Figure dataset records:
^^^^
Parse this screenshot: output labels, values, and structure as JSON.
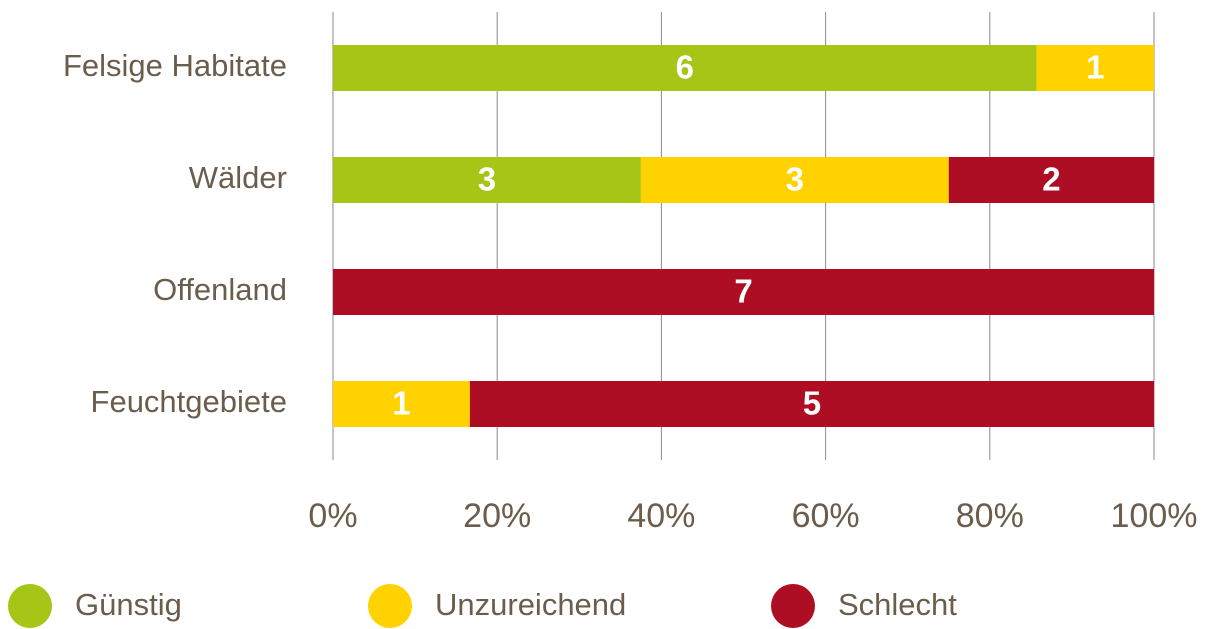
{
  "chart_data": {
    "type": "bar",
    "orientation": "horizontal",
    "stacking": "percent",
    "categories": [
      "Felsige Habitate",
      "Wälder",
      "Offenland",
      "Feuchtgebiete"
    ],
    "series": [
      {
        "name": "Günstig",
        "color": "#a5c617",
        "values": [
          6,
          3,
          0,
          0
        ]
      },
      {
        "name": "Unzureichend",
        "color": "#ffd200",
        "values": [
          1,
          3,
          0,
          1
        ]
      },
      {
        "name": "Schlecht",
        "color": "#ad0e23",
        "values": [
          0,
          2,
          7,
          5
        ]
      }
    ],
    "xlim": [
      0,
      100
    ],
    "xticks": [
      {
        "value": 0,
        "label": "0%"
      },
      {
        "value": 20,
        "label": "20%"
      },
      {
        "value": 40,
        "label": "40%"
      },
      {
        "value": 60,
        "label": "60%"
      },
      {
        "value": 80,
        "label": "80%"
      },
      {
        "value": 100,
        "label": "100%"
      }
    ],
    "grid": true,
    "legend": "bottom"
  }
}
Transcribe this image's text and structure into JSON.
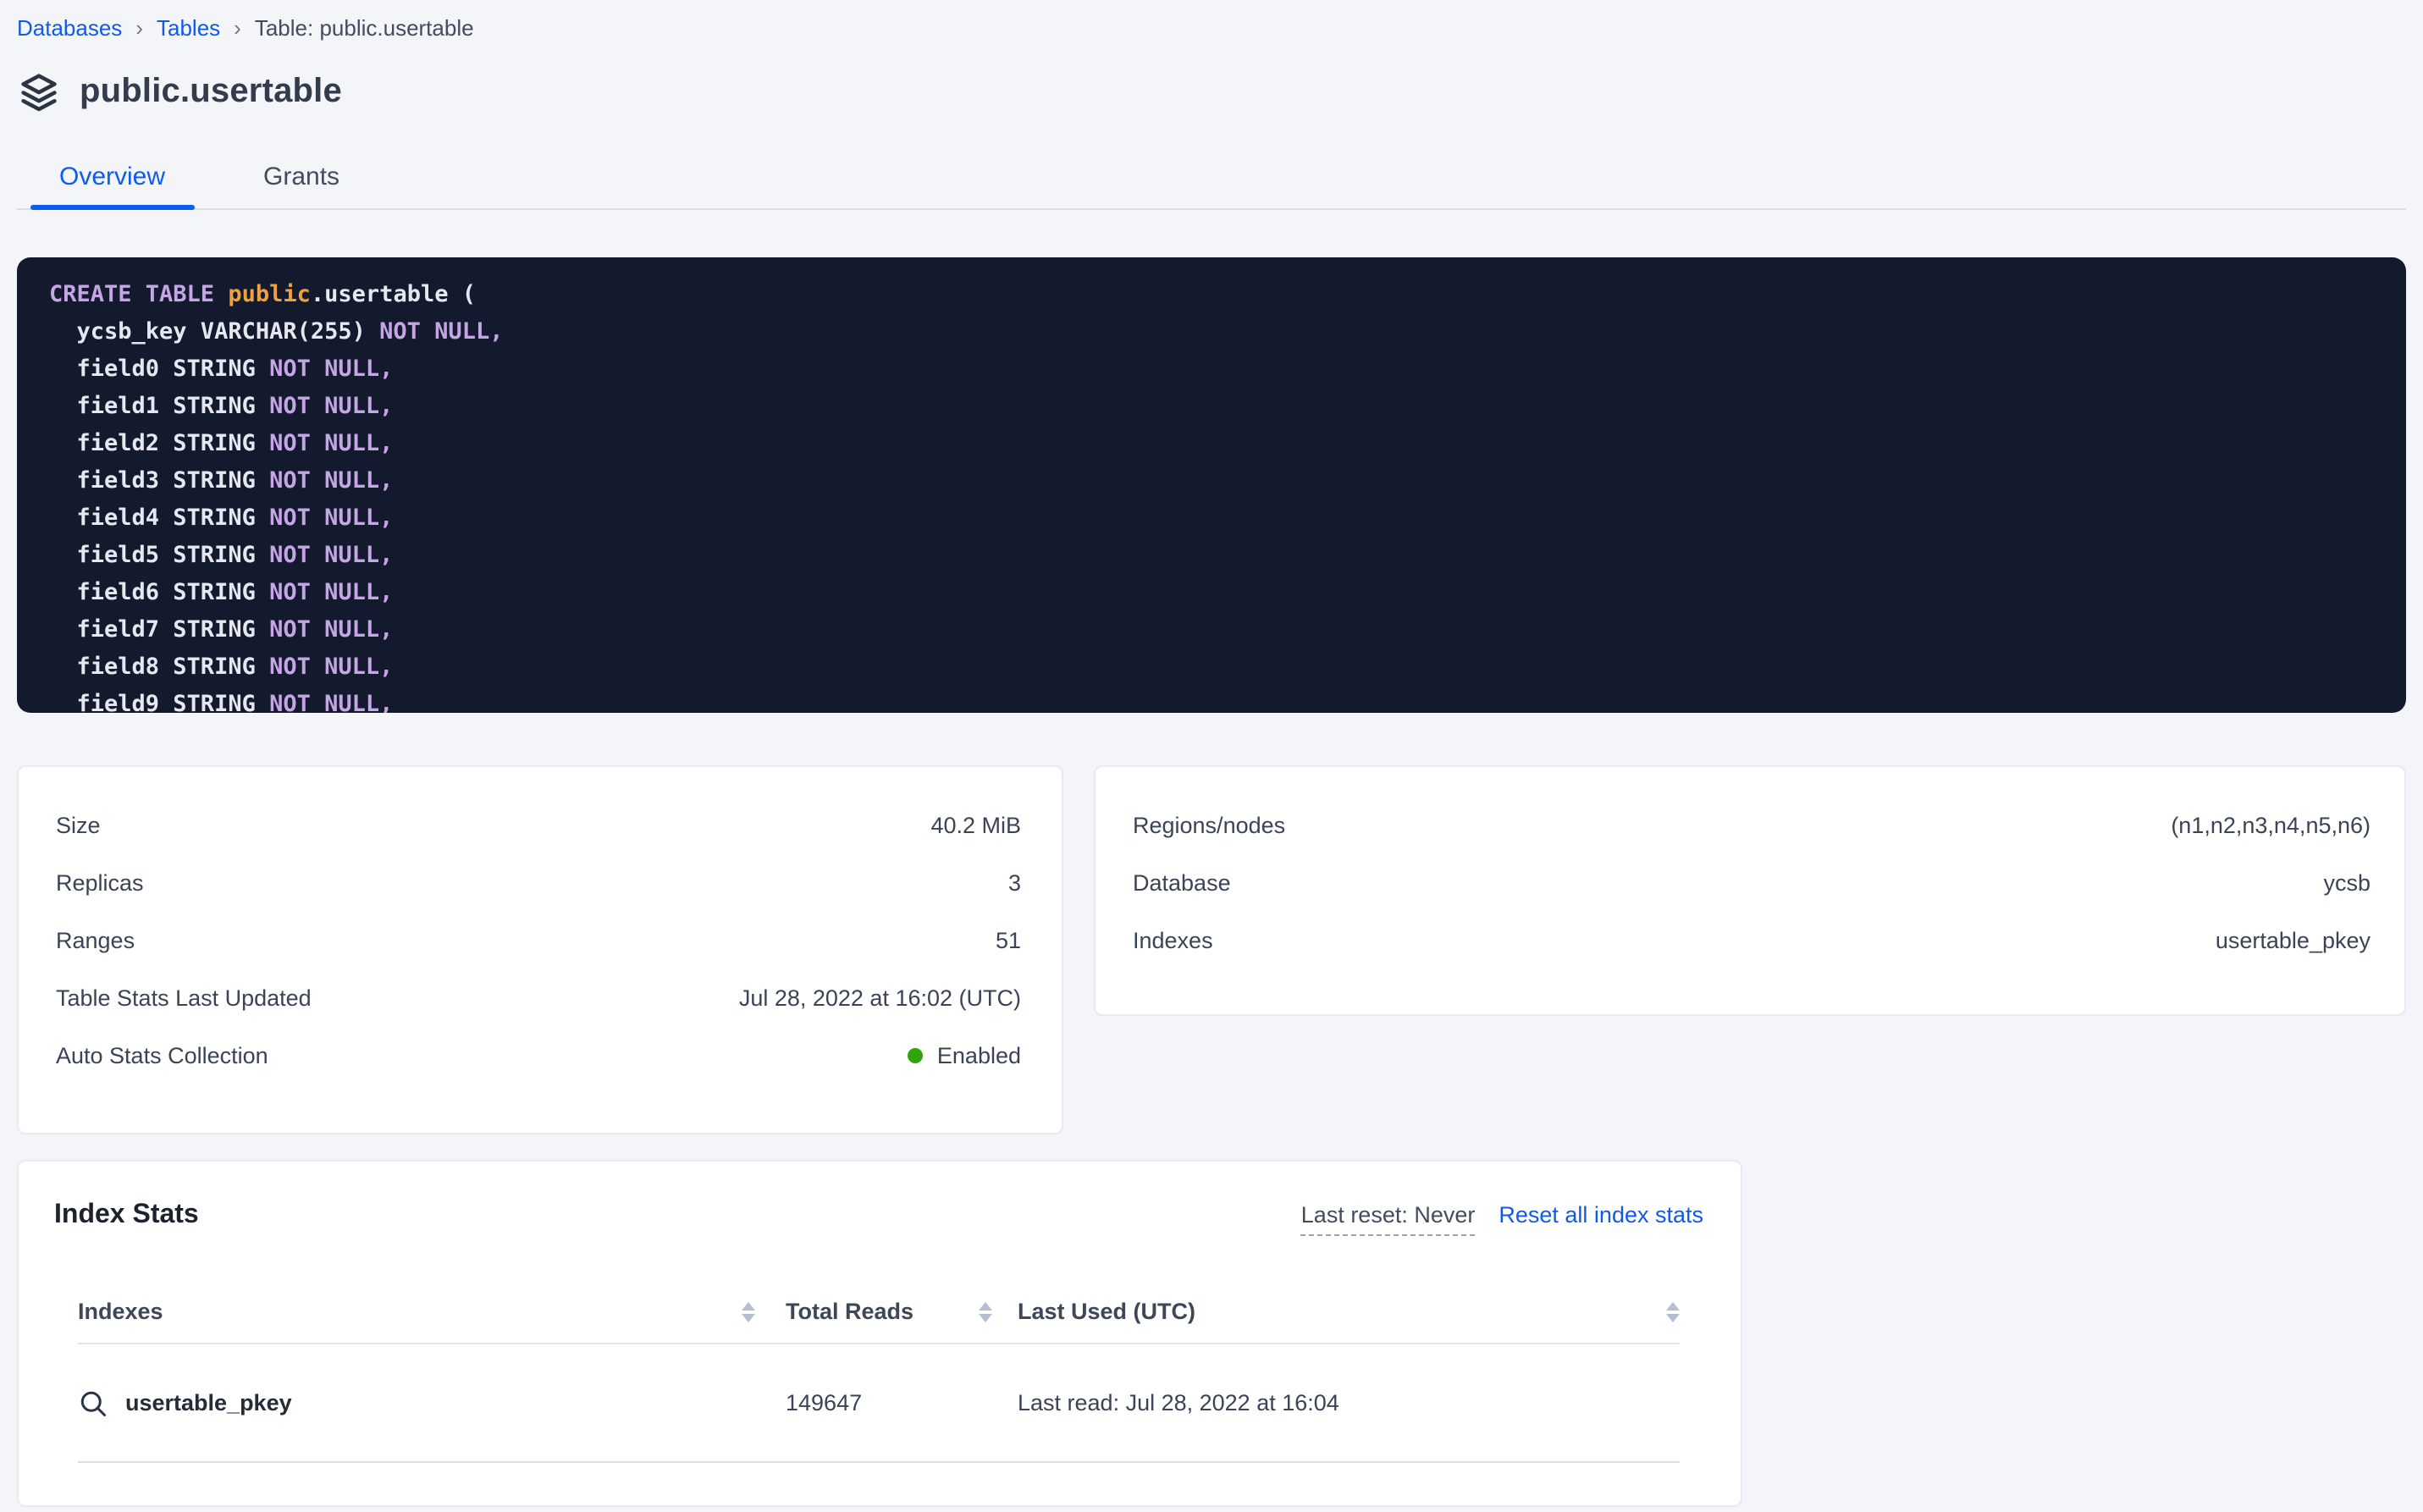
^^^^
Exercise directions: Reproduce the records above exactly, leaving out every picture they contain.

Written reply:
Parse this screenshot: output labels, values, and structure as JSON.
{
  "chart_data": {
    "type": "bar",
    "orientation": "horizontal",
    "stacking": "percent",
    "categories": [
      "Felsige Habitate",
      "Wälder",
      "Offenland",
      "Feuchtgebiete"
    ],
    "series": [
      {
        "name": "Günstig",
        "color": "#a5c617",
        "values": [
          6,
          3,
          0,
          0
        ]
      },
      {
        "name": "Unzureichend",
        "color": "#ffd200",
        "values": [
          1,
          3,
          0,
          1
        ]
      },
      {
        "name": "Schlecht",
        "color": "#ad0e23",
        "values": [
          0,
          2,
          7,
          5
        ]
      }
    ],
    "xlim": [
      0,
      100
    ],
    "xticks": [
      {
        "value": 0,
        "label": "0%"
      },
      {
        "value": 20,
        "label": "20%"
      },
      {
        "value": 40,
        "label": "40%"
      },
      {
        "value": 60,
        "label": "60%"
      },
      {
        "value": 80,
        "label": "80%"
      },
      {
        "value": 100,
        "label": "100%"
      }
    ],
    "grid": true,
    "legend": "bottom"
  }
}
Transcribe this image's text and structure into JSON.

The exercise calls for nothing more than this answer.